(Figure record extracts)
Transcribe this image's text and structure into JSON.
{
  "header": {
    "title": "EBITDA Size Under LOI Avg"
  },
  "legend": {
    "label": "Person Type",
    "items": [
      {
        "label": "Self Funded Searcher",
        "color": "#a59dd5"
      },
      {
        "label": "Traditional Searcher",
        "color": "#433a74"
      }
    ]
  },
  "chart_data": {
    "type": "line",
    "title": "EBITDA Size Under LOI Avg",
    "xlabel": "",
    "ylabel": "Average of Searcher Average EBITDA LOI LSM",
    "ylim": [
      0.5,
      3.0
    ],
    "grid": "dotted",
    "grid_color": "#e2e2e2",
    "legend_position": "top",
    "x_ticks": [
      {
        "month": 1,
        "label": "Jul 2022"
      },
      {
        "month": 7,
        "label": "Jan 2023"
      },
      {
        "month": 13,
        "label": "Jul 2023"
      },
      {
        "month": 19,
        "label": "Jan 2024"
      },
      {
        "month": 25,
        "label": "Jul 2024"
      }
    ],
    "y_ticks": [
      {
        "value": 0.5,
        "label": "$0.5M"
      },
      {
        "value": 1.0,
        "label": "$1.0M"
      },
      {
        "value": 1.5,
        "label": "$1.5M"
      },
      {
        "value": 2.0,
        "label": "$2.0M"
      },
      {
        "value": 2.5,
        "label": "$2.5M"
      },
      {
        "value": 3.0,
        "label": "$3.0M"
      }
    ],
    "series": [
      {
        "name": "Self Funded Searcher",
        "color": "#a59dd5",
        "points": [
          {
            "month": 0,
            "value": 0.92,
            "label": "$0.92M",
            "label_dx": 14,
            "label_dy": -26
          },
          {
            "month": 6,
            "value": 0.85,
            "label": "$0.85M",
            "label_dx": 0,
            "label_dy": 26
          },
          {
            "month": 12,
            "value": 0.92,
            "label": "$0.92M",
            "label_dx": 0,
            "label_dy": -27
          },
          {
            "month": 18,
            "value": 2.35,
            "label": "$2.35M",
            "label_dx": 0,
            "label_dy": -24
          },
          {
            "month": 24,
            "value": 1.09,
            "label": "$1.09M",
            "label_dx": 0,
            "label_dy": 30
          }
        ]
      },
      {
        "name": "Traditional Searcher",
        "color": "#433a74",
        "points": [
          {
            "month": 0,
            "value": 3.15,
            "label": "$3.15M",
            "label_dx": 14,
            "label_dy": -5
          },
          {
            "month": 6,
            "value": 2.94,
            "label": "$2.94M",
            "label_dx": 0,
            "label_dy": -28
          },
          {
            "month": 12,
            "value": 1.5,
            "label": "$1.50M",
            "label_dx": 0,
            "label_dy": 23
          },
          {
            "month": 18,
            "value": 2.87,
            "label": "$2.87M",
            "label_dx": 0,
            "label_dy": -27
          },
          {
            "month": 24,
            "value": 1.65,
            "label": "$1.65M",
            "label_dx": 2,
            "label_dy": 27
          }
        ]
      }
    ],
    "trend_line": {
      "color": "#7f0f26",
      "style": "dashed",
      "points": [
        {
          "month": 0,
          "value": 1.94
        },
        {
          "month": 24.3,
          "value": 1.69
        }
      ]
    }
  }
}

» **What is expected**
Show, from the listing above, each line that contains the word "Searcher".

» **Answer for this exercise**
        "label": "Self Funded Searcher",
        "label": "Traditional Searcher",
    "ylabel": "Average of Searcher Average EBITDA LOI LSM",
        "name": "Self Funded Searcher",
        "name": "Traditional Searcher",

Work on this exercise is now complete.